DATA FOR THIS TASK:
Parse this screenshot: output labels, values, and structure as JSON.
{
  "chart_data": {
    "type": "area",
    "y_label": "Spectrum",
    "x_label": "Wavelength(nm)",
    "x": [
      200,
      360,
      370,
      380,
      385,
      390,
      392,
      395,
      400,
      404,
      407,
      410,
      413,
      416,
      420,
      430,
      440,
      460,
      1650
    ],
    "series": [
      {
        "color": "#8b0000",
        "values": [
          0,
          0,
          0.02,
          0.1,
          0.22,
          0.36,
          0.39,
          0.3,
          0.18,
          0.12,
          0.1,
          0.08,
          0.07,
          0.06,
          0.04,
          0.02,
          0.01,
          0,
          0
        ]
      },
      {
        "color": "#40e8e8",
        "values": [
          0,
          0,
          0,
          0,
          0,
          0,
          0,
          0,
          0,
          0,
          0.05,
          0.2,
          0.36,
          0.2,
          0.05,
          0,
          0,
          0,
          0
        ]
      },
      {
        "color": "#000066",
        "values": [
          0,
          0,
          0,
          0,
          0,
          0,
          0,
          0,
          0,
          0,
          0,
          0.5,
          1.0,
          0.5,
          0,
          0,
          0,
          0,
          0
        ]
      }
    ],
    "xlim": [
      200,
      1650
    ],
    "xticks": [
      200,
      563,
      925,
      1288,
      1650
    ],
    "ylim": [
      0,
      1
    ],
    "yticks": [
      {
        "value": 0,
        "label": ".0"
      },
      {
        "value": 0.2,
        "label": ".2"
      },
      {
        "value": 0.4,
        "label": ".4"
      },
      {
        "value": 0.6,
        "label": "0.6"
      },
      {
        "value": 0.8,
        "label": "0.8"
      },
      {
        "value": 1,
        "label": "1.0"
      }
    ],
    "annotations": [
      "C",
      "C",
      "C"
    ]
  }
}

WHAT THE TASK ASKS: In the listing, find every line with the word "color" and state how many there are, nothing more.

SOLUTION TO THIS PROBLEM: 3